Given instruction —
Copy out each line exactly as it appears.

Records from a data collection —
□ □ □ □ □ □ □

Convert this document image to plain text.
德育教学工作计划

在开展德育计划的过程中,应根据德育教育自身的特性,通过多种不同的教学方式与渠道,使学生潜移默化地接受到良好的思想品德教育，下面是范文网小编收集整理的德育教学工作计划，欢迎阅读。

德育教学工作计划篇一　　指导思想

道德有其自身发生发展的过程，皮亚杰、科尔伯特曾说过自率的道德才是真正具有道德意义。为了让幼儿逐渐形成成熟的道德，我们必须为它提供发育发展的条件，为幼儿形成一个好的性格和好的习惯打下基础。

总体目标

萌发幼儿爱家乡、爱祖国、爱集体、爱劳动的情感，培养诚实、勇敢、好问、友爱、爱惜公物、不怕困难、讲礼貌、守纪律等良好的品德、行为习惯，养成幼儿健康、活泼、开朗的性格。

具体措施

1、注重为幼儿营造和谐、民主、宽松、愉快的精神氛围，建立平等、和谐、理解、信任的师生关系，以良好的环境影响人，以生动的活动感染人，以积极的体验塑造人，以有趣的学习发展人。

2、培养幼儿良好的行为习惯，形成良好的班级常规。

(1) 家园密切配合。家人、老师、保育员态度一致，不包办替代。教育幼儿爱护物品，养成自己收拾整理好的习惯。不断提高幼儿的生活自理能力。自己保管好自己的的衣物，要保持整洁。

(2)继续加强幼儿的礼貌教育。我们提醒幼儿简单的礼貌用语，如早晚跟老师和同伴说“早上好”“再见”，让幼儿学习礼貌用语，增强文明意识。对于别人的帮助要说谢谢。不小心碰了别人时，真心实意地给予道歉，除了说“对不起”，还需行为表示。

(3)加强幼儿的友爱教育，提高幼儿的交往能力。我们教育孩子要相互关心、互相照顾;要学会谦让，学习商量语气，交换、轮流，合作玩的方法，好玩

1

□ □ □ □ □ □ □

Output —
Convert this document image to plain text.
德育教学工作计划

在开展德育计划的过程中,应根据德育教育自身的特性,通过多种不同的教学方式与渠道,使学生潜移默化地接受到良好的思想品德教育，下面是范文网小编收集整理的德育教学工作计划，欢迎阅读。

德育教学工作计划篇一　　指导思想

道德有其自身发生发展的过程，皮亚杰、科尔伯特曾说过自率的道德才是真正具有道德意义。为了让幼儿逐渐形成成熟的道德，我们必须为它提供发育发展的条件，为幼儿形成一个好的性格和好的习惯打下基础。

总体目标

萌发幼儿爱家乡、爱祖国、爱集体、爱劳动的情感，培养诚实、勇敢、好问、友爱、爱惜公物、不怕困难、讲礼貌、守纪律等良好的品德、行为习惯，养成幼儿健康、活泼、开朗的性格。

具体措施

1、注重为幼儿营造和谐、民主、宽松、愉快的精神氛围，建立平等、和谐、理解、信任的师生关系，以良好的环境影响人，以生动的活动感染人，以积极的体验塑造人，以有趣的学习发展人。

2、培养幼儿良好的行为习惯，形成良好的班级常规。

(1) 家园密切配合。家人、老师、保育员态度一致，不包办替代。教育幼儿爱护物品，养成自己收拾整理好的习惯。不断提高幼儿的生活自理能力。自己保管好自己的的衣物，要保持整洁。

(2)继续加强幼儿的礼貌教育。我们提醒幼儿简单的礼貌用语，如早晚跟老师和同伴说“早上好”“再见”，让幼儿学习礼貌用语，增强文明意识。对于别人的帮助要说谢谢。不小心碰了别人时，真心实意地给予道歉，除了说“对不起”，还需行为表示。

(3)加强幼儿的友爱教育，提高幼儿的交往能力。我们教育孩子要相互关心、互相照顾;要学会谦让，学习商量语气，交换、轮流，合作玩的方法，好玩

1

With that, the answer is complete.